Extracted records.

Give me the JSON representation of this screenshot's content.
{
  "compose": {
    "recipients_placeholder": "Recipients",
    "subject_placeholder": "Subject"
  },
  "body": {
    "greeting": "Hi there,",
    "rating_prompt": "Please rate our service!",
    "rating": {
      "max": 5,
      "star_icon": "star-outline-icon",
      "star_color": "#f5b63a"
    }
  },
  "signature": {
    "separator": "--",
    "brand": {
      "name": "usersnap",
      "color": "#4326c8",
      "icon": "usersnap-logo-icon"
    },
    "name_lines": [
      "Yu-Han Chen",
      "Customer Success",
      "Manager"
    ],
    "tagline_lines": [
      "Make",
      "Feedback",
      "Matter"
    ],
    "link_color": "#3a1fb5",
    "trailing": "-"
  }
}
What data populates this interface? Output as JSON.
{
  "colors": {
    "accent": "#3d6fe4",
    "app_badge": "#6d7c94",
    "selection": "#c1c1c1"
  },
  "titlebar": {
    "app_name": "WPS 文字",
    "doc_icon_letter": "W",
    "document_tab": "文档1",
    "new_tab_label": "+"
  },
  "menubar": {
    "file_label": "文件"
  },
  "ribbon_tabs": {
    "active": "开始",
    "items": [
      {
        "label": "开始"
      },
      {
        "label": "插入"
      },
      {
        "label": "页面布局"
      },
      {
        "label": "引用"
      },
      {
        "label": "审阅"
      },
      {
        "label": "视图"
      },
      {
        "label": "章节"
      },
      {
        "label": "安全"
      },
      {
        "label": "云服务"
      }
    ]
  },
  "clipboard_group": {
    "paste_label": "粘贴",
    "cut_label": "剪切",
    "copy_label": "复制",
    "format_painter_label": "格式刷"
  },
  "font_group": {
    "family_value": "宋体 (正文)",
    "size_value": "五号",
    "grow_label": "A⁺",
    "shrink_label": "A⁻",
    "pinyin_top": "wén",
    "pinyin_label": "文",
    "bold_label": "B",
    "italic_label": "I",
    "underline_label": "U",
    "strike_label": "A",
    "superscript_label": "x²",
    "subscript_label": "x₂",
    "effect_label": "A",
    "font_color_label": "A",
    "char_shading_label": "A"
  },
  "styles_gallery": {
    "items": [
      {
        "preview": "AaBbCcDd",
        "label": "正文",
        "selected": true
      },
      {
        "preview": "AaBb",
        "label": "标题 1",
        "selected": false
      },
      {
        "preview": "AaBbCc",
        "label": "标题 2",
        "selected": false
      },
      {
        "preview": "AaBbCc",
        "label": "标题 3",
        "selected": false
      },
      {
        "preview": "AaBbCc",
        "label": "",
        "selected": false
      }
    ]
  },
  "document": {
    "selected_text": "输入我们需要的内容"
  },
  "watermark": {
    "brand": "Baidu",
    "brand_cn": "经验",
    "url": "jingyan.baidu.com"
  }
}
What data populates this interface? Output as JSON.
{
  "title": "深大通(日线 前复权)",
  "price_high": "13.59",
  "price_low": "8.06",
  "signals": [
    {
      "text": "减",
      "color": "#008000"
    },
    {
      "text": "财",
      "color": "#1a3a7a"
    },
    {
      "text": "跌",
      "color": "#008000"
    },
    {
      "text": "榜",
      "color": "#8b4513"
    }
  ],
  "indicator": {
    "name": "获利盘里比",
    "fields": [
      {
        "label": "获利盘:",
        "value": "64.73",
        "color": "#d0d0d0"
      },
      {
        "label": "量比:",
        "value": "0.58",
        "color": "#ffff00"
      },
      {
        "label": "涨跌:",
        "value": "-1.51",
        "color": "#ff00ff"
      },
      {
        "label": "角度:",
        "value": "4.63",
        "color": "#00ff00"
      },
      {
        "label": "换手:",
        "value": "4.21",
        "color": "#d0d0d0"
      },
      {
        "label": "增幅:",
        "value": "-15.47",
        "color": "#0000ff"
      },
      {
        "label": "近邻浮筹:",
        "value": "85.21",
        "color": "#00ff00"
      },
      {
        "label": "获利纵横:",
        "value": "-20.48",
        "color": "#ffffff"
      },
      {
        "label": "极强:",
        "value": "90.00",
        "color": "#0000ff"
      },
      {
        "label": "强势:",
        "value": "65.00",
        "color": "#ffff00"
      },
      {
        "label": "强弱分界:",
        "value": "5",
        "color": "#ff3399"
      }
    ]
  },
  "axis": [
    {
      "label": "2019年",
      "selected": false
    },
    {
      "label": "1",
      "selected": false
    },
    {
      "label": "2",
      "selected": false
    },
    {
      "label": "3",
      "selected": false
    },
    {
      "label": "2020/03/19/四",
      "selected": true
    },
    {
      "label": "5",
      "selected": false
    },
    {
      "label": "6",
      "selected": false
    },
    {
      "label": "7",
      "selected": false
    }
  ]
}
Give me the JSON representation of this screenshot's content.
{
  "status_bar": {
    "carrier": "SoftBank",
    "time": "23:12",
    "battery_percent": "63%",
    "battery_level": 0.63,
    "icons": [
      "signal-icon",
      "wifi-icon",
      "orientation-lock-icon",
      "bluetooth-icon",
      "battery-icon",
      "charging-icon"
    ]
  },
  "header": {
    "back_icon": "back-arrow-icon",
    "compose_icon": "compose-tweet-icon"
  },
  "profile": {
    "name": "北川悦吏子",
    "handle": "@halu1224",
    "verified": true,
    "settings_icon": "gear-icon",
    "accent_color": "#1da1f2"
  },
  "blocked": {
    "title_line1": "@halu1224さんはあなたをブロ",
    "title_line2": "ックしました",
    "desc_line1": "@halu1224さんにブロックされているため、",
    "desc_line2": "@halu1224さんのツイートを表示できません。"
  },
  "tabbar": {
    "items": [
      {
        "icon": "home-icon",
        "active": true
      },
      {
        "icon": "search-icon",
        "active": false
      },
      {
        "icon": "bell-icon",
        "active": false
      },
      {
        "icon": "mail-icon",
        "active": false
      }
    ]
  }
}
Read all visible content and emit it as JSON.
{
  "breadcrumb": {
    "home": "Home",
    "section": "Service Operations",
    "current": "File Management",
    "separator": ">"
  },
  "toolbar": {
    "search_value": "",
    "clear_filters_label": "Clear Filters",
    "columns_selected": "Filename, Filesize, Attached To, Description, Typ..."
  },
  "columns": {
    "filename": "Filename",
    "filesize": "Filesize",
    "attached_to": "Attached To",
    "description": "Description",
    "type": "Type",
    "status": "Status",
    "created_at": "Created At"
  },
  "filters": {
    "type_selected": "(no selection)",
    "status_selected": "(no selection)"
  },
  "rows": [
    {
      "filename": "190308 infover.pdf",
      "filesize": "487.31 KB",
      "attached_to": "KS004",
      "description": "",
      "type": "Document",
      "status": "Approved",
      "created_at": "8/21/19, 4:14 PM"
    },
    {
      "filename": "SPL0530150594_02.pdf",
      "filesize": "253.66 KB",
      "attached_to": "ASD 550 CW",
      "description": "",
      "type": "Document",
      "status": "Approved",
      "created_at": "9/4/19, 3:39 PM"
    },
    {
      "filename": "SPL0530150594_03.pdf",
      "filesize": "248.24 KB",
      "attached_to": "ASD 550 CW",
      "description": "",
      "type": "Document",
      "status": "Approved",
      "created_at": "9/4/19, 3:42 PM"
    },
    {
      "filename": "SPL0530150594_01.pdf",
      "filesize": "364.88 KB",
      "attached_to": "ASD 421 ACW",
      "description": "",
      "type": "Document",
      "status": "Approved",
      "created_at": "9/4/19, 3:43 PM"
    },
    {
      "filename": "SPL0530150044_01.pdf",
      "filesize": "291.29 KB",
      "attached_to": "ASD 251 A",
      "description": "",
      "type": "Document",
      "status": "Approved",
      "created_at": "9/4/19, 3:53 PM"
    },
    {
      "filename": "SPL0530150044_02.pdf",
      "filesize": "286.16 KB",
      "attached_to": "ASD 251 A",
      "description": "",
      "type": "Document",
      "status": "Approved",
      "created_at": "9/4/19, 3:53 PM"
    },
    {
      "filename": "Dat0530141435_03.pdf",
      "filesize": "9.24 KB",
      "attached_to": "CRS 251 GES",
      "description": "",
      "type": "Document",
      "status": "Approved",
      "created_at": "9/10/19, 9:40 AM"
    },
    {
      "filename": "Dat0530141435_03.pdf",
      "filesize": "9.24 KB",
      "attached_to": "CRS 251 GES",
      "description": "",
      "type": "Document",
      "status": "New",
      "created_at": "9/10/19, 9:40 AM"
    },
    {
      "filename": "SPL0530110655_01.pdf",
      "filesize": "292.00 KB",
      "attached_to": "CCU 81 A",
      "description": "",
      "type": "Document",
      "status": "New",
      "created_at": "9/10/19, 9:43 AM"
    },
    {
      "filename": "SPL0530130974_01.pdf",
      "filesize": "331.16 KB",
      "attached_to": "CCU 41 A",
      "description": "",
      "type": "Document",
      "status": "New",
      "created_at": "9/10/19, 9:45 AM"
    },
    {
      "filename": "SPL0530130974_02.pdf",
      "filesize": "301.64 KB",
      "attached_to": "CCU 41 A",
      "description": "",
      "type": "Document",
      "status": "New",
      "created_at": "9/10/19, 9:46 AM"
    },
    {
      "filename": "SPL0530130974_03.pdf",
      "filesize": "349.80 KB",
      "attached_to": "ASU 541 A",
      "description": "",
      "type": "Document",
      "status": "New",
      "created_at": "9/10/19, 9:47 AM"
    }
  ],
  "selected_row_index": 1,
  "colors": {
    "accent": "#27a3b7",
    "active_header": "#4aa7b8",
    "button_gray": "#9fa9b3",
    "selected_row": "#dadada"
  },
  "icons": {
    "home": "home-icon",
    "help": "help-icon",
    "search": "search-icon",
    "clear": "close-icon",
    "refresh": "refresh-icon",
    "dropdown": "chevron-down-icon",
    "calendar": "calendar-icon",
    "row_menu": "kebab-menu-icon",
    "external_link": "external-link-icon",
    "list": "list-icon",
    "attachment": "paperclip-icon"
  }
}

Work required.
State the number of lines in these entries that include the string "usersnap". Provide nothing beyond that number.

Output.
2